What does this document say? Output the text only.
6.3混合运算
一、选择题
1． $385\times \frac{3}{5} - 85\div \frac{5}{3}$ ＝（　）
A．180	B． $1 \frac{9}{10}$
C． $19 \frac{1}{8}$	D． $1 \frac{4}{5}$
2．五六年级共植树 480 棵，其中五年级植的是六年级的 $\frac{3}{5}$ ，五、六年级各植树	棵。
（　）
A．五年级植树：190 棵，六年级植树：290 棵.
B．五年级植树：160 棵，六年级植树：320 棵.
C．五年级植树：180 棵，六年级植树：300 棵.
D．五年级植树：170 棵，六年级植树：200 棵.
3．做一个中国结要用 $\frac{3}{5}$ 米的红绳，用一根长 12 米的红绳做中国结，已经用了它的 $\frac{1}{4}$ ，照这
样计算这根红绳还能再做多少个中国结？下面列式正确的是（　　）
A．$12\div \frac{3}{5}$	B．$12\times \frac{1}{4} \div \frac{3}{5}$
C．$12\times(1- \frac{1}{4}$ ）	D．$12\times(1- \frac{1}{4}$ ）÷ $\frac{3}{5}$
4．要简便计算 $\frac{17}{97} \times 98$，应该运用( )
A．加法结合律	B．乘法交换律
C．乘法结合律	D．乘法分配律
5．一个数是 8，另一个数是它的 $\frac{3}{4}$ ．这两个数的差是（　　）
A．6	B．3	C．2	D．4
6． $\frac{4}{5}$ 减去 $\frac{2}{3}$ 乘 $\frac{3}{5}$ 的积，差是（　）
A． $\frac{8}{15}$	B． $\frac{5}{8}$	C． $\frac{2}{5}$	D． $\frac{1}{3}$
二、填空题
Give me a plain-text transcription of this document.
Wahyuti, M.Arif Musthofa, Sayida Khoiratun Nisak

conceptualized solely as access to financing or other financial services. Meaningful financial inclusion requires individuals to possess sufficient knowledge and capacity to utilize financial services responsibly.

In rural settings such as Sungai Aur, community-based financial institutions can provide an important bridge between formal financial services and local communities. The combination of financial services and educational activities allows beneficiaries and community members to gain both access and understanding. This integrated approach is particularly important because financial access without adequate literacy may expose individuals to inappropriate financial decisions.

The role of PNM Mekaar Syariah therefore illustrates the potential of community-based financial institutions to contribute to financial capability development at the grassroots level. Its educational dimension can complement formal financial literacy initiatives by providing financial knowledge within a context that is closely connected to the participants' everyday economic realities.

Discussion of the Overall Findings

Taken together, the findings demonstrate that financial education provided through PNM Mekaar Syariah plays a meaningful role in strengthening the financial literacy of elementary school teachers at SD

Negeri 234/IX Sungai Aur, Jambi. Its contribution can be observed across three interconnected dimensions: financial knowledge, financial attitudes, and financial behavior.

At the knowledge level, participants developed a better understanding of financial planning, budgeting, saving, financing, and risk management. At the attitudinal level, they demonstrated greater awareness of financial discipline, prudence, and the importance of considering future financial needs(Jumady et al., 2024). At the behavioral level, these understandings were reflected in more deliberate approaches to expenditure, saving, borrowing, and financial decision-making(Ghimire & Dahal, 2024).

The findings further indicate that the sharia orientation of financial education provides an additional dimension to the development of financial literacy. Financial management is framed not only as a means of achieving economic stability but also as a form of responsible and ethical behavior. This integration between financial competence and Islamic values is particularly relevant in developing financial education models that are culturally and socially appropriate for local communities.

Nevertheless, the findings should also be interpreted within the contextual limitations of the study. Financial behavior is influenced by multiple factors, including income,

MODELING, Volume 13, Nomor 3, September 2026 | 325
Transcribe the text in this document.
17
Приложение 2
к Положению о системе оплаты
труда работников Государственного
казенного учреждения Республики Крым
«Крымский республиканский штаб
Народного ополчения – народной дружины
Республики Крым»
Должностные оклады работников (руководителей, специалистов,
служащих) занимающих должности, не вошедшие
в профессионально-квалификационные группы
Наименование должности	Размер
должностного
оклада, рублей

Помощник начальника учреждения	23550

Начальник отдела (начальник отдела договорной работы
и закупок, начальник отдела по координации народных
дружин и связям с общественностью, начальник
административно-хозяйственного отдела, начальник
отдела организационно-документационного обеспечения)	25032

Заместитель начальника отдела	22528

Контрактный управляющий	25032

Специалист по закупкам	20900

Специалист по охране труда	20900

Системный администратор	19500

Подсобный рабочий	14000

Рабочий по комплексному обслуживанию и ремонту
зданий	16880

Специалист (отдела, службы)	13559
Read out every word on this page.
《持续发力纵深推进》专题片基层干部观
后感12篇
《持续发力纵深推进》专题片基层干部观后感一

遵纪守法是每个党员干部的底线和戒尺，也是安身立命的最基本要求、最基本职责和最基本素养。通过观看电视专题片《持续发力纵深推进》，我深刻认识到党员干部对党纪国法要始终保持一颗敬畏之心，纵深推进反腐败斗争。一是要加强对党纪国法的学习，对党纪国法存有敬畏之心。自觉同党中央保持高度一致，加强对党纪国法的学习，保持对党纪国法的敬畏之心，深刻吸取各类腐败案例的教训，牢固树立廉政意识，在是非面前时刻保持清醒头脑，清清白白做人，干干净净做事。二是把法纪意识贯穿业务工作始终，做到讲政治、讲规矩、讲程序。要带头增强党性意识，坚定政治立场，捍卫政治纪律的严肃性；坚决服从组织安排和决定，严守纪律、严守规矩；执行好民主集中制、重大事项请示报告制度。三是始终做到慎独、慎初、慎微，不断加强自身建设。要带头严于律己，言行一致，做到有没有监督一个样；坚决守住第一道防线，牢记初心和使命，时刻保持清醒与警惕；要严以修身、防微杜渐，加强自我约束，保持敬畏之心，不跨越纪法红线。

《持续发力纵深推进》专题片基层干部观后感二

======

◆ GIVEN REQUEST: Reproduce only the lines from the line containing "Read out every word on this page." to the last line of the material above, both of those lines included.

◆ FINAL ANSWER:
Read out every word on this page.
《持续发力纵深推进》专题片基层干部观
后感12篇
《持续发力纵深推进》专题片基层干部观后感一

遵纪守法是每个党员干部的底线和戒尺，也是安身立命的最基本要求、最基本职责和最基本素养。通过观看电视专题片《持续发力纵深推进》，我深刻认识到党员干部对党纪国法要始终保持一颗敬畏之心，纵深推进反腐败斗争。一是要加强对党纪国法的学习，对党纪国法存有敬畏之心。自觉同党中央保持高度一致，加强对党纪国法的学习，保持对党纪国法的敬畏之心，深刻吸取各类腐败案例的教训，牢固树立廉政意识，在是非面前时刻保持清醒头脑，清清白白做人，干干净净做事。二是把法纪意识贯穿业务工作始终，做到讲政治、讲规矩、讲程序。要带头增强党性意识，坚定政治立场，捍卫政治纪律的严肃性；坚决服从组织安排和决定，严守纪律、严守规矩；执行好民主集中制、重大事项请示报告制度。三是始终做到慎独、慎初、慎微，不断加强自身建设。要带头严于律己，言行一致，做到有没有监督一个样；坚决守住第一道防线，牢记初心和使命，时刻保持清醒与警惕；要严以修身、防微杜渐，加强自我约束，保持敬畏之心，不跨越纪法红线。

《持续发力纵深推进》专题片基层干部观后感二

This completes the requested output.